Output the entries verbatim, including every line.

(Records from a collection)
>>>
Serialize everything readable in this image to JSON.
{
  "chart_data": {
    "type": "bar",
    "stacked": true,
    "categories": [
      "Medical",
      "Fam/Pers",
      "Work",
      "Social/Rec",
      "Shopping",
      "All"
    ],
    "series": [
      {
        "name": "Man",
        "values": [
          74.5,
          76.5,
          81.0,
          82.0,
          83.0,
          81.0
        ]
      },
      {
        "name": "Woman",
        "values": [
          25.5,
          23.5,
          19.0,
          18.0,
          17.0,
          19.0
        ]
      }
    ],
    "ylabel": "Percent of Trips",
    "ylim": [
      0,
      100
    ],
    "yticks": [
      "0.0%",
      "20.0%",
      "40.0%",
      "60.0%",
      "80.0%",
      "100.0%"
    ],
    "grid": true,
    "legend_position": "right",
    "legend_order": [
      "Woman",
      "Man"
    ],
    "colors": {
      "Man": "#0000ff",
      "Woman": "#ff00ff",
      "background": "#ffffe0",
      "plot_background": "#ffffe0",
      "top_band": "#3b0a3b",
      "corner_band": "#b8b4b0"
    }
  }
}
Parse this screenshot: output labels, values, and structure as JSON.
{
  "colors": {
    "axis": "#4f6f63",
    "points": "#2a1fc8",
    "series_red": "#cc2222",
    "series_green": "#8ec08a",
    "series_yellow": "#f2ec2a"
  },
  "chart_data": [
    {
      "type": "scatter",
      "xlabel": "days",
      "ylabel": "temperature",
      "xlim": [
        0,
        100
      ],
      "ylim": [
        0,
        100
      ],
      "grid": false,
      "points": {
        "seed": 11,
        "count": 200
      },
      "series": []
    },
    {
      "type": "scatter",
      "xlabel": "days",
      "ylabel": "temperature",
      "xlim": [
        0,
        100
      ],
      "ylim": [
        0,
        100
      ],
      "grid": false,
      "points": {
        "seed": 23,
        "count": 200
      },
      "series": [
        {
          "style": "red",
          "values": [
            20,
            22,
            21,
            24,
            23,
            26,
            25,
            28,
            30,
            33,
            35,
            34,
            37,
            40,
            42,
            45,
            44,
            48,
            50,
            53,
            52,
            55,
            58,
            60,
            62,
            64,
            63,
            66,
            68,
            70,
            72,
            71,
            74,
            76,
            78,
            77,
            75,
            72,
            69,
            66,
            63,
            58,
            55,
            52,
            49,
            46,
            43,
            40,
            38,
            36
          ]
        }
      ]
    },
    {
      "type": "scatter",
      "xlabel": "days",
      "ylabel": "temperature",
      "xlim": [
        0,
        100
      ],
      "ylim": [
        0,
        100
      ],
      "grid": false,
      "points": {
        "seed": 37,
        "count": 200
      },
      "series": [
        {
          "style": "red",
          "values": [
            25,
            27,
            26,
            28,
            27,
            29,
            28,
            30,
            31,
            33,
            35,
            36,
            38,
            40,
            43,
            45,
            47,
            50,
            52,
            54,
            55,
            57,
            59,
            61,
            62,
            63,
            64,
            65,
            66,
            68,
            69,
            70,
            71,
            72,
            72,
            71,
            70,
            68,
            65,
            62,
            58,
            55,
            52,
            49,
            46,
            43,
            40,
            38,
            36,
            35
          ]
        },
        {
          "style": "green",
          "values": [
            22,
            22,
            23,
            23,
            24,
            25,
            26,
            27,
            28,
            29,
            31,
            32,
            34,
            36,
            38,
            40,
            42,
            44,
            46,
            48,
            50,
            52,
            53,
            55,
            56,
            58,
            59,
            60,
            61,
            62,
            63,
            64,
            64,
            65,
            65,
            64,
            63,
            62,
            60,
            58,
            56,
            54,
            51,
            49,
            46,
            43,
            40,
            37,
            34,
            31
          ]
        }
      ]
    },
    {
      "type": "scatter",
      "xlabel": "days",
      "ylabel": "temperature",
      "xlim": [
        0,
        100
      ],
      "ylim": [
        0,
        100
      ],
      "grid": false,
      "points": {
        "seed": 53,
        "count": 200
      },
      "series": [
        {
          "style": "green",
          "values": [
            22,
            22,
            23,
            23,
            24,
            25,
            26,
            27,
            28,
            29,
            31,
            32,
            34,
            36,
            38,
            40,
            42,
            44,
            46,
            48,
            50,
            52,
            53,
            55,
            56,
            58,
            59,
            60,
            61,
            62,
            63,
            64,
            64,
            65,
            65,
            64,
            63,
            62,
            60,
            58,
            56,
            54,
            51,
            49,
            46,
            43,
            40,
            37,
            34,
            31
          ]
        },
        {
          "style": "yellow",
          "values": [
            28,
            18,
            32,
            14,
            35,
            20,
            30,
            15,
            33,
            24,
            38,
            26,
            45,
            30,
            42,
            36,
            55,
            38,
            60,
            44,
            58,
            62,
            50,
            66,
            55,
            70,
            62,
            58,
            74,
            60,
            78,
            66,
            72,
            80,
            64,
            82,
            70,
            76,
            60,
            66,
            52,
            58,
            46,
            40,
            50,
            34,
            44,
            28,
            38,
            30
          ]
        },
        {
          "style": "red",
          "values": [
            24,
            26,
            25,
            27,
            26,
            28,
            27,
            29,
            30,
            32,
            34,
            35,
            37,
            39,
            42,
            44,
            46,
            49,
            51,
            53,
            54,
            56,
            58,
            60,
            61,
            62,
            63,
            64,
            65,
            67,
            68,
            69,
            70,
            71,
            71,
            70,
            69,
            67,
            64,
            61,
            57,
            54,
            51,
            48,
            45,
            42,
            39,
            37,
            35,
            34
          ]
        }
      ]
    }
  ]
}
<<<
> [COMPLETE RESPONSE]:
Serialize everything readable in this image to JSON.
{
  "chart_data": {
    "type": "bar",
    "stacked": true,
    "categories": [
      "Medical",
      "Fam/Pers",
      "Work",
      "Social/Rec",
      "Shopping",
      "All"
    ],
    "series": [
      {
        "name": "Man",
        "values": [
          74.5,
          76.5,
          81.0,
          82.0,
          83.0,
          81.0
        ]
      },
      {
        "name": "Woman",
        "values": [
          25.5,
          23.5,
          19.0,
          18.0,
          17.0,
          19.0
        ]
      }
    ],
    "ylabel": "Percent of Trips",
    "ylim": [
      0,
      100
    ],
    "yticks": [
      "0.0%",
      "20.0%",
      "40.0%",
      "60.0%",
      "80.0%",
      "100.0%"
    ],
    "grid": true,
    "legend_position": "right",
    "legend_order": [
      "Woman",
      "Man"
    ],
    "colors": {
      "Man": "#0000ff",
      "Woman": "#ff00ff",
      "background": "#ffffe0",
      "plot_background": "#ffffe0",
      "top_band": "#3b0a3b",
      "corner_band": "#b8b4b0"
    }
  }
}
Parse this screenshot: output labels, values, and structure as JSON.
{
  "colors": {
    "axis": "#4f6f63",
    "points": "#2a1fc8",
    "series_red": "#cc2222",
    "series_green": "#8ec08a",
    "series_yellow": "#f2ec2a"
  },
  "chart_data": [
    {
      "type": "scatter",
      "xlabel": "days",
      "ylabel": "temperature",
      "xlim": [
        0,
        100
      ],
      "ylim": [
        0,
        100
      ],
      "grid": false,
      "points": {
        "seed": 11,
        "count": 200
      },
      "series": []
    },
    {
      "type": "scatter",
      "xlabel": "days",
      "ylabel": "temperature",
      "xlim": [
        0,
        100
      ],
      "ylim": [
        0,
        100
      ],
      "grid": false,
      "points": {
        "seed": 23,
        "count": 200
      },
      "series": [
        {
          "style": "red",
          "values": [
            20,
            22,
            21,
            24,
            23,
            26,
            25,
            28,
            30,
            33,
            35,
            34,
            37,
            40,
            42,
            45,
            44,
            48,
            50,
            53,
            52,
            55,
            58,
            60,
            62,
            64,
            63,
            66,
            68,
            70,
            72,
            71,
            74,
            76,
            78,
            77,
            75,
            72,
            69,
            66,
            63,
            58,
            55,
            52,
            49,
            46,
            43,
            40,
            38,
            36
          ]
        }
      ]
    },
    {
      "type": "scatter",
      "xlabel": "days",
      "ylabel": "temperature",
      "xlim": [
        0,
        100
      ],
      "ylim": [
        0,
        100
      ],
      "grid": false,
      "points": {
        "seed": 37,
        "count": 200
      },
      "series": [
        {
          "style": "red",
          "values": [
            25,
            27,
            26,
            28,
            27,
            29,
            28,
            30,
            31,
            33,
            35,
            36,
            38,
            40,
            43,
            45,
            47,
            50,
            52,
            54,
            55,
            57,
            59,
            61,
            62,
            63,
            64,
            65,
            66,
            68,
            69,
            70,
            71,
            72,
            72,
            71,
            70,
            68,
            65,
            62,
            58,
            55,
            52,
            49,
            46,
            43,
            40,
            38,
            36,
            35
          ]
        },
        {
          "style": "green",
          "values": [
            22,
            22,
            23,
            23,
            24,
            25,
            26,
            27,
            28,
            29,
            31,
            32,
            34,
            36,
            38,
            40,
            42,
            44,
            46,
            48,
            50,
            52,
            53,
            55,
            56,
            58,
            59,
            60,
            61,
            62,
            63,
            64,
            64,
            65,
            65,
            64,
            63,
            62,
            60,
            58,
            56,
            54,
            51,
            49,
            46,
            43,
            40,
            37,
            34,
            31
          ]
        }
      ]
    },
    {
      "type": "scatter",
      "xlabel": "days",
      "ylabel": "temperature",
      "xlim": [
        0,
        100
      ],
      "ylim": [
        0,
        100
      ],
      "grid": false,
      "points": {
        "seed": 53,
        "count": 200
      },
      "series": [
        {
          "style": "green",
          "values": [
            22,
            22,
            23,
            23,
            24,
            25,
            26,
            27,
            28,
            29,
            31,
            32,
            34,
            36,
            38,
            40,
            42,
            44,
            46,
            48,
            50,
            52,
            53,
            55,
            56,
            58,
            59,
            60,
            61,
            62,
            63,
            64,
            64,
            65,
            65,
            64,
            63,
            62,
            60,
            58,
            56,
            54,
            51,
            49,
            46,
            43,
            40,
            37,
            34,
            31
          ]
        },
        {
          "style": "yellow",
          "values": [
            28,
            18,
            32,
            14,
            35,
            20,
            30,
            15,
            33,
            24,
            38,
            26,
            45,
            30,
            42,
            36,
            55,
            38,
            60,
            44,
            58,
            62,
            50,
            66,
            55,
            70,
            62,
            58,
            74,
            60,
            78,
            66,
            72,
            80,
            64,
            82,
            70,
            76,
            60,
            66,
            52,
            58,
            46,
            40,
            50,
            34,
            44,
            28,
            38,
            30
          ]
        },
        {
          "style": "red",
          "values": [
            24,
            26,
            25,
            27,
            26,
            28,
            27,
            29,
            30,
            32,
            34,
            35,
            37,
            39,
            42,
            44,
            46,
            49,
            51,
            53,
            54,
            56,
            58,
            60,
            61,
            62,
            63,
            64,
            65,
            67,
            68,
            69,
            70,
            71,
            71,
            70,
            69,
            67,
            64,
            61,
            57,
            54,
            51,
            48,
            45,
            42,
            39,
            37,
            35,
            34
          ]
        }
      ]
    }
  ]
}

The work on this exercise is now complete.